### REQUIREMENTS
Search the material below for the string "charter" and list each line that holds it.
++++ STORED ROWS
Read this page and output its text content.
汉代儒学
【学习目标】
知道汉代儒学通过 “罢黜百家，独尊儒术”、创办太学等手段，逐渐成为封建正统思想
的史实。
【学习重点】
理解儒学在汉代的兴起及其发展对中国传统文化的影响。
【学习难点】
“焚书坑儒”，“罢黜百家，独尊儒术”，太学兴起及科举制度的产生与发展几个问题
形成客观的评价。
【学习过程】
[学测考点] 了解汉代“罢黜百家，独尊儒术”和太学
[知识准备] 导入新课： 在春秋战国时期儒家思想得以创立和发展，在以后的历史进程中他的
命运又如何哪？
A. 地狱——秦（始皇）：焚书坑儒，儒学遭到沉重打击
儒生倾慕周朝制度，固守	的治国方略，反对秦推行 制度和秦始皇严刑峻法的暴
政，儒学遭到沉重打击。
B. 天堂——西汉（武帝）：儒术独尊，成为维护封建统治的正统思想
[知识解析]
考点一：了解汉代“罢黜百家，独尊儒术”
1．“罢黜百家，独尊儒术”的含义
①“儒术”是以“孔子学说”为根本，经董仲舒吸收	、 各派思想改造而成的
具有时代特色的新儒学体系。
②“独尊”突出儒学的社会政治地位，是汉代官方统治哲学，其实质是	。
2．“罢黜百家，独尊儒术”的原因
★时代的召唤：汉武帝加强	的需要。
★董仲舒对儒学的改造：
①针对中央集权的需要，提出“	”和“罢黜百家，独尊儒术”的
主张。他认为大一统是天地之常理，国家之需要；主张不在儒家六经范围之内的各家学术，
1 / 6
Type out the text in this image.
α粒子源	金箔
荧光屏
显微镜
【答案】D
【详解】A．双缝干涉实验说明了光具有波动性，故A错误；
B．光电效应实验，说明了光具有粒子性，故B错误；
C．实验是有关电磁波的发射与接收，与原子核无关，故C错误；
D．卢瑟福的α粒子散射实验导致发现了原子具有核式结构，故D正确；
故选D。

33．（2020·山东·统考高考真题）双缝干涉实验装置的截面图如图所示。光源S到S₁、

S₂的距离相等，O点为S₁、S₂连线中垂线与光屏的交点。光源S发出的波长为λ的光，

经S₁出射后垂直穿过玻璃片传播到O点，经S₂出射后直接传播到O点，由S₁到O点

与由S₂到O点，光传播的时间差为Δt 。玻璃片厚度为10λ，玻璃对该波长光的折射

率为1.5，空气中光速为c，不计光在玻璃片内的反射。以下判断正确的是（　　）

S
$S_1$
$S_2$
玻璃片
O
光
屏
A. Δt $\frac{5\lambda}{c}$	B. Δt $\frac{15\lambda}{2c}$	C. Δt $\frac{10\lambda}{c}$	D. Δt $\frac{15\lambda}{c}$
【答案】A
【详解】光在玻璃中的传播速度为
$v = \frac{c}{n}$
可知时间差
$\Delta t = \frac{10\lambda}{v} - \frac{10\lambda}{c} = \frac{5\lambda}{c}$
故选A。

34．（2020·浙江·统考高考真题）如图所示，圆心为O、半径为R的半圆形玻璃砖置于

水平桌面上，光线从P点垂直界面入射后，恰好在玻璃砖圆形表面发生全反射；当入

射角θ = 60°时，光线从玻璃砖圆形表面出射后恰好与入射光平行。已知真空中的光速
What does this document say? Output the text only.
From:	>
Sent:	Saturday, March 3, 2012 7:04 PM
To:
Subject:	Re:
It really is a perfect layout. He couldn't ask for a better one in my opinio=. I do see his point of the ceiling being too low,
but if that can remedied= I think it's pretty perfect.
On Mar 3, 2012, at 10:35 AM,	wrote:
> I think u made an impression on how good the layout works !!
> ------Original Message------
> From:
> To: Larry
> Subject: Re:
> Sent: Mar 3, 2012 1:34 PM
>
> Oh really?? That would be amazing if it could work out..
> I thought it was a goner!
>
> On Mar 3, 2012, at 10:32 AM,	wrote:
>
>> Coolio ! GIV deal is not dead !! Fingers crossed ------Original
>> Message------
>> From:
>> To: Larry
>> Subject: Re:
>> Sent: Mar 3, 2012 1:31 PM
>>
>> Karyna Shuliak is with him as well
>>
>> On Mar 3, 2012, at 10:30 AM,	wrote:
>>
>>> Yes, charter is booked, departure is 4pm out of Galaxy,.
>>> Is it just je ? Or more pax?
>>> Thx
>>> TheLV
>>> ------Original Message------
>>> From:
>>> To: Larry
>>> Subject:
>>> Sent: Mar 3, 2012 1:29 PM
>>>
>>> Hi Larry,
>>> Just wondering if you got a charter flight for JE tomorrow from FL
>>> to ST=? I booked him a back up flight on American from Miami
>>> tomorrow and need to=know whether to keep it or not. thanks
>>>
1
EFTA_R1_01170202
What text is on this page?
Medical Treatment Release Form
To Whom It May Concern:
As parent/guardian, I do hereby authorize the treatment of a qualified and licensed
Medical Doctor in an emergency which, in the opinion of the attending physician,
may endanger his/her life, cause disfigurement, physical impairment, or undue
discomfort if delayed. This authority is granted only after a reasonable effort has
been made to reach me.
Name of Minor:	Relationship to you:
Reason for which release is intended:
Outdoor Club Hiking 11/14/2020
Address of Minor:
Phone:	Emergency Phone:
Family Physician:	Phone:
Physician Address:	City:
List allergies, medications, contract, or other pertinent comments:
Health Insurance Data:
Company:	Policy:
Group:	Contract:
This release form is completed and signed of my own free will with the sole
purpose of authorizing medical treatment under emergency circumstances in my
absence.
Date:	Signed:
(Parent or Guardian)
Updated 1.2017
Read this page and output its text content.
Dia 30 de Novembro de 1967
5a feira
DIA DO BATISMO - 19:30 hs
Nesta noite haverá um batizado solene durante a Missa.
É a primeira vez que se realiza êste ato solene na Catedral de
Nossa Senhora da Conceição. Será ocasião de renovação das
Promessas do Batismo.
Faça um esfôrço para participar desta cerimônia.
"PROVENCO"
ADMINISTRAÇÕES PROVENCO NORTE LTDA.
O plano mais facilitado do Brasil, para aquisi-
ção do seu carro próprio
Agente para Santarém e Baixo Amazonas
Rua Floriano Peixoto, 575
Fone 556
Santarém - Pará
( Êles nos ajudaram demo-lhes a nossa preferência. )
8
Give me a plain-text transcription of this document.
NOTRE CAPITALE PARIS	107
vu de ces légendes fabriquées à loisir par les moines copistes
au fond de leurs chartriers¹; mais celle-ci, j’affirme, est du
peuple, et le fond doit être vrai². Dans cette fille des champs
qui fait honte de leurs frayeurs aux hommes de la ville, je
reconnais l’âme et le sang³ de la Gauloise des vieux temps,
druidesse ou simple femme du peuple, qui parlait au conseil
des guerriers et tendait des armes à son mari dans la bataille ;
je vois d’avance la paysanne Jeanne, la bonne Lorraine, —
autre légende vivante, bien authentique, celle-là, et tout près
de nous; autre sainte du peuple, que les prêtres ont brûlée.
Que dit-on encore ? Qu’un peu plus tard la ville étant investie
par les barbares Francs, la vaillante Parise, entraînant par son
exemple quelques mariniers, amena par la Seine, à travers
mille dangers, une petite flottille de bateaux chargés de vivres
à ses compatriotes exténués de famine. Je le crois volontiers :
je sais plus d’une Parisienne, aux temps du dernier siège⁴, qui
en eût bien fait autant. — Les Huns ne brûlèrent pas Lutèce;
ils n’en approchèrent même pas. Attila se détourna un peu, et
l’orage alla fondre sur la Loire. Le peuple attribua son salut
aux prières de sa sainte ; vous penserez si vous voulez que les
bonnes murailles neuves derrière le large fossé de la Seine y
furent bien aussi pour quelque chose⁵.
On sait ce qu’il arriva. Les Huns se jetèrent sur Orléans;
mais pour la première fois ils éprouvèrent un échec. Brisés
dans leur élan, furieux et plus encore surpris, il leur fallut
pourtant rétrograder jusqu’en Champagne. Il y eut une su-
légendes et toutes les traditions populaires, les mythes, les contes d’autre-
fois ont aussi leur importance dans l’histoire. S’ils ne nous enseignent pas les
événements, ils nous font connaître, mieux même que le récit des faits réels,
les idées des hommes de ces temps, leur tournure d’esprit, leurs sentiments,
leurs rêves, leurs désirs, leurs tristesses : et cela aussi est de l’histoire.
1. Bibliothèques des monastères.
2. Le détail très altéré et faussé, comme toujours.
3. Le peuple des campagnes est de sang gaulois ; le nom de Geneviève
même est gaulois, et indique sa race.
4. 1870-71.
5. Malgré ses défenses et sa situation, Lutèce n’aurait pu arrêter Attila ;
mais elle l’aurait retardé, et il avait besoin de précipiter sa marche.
++++++++
### WRITTEN SOLUTION
>>> Yes, charter is booked, departure is 4pm out of Galaxy,.
>>> Just wondering if you got a charter flight for JE tomorrow from FL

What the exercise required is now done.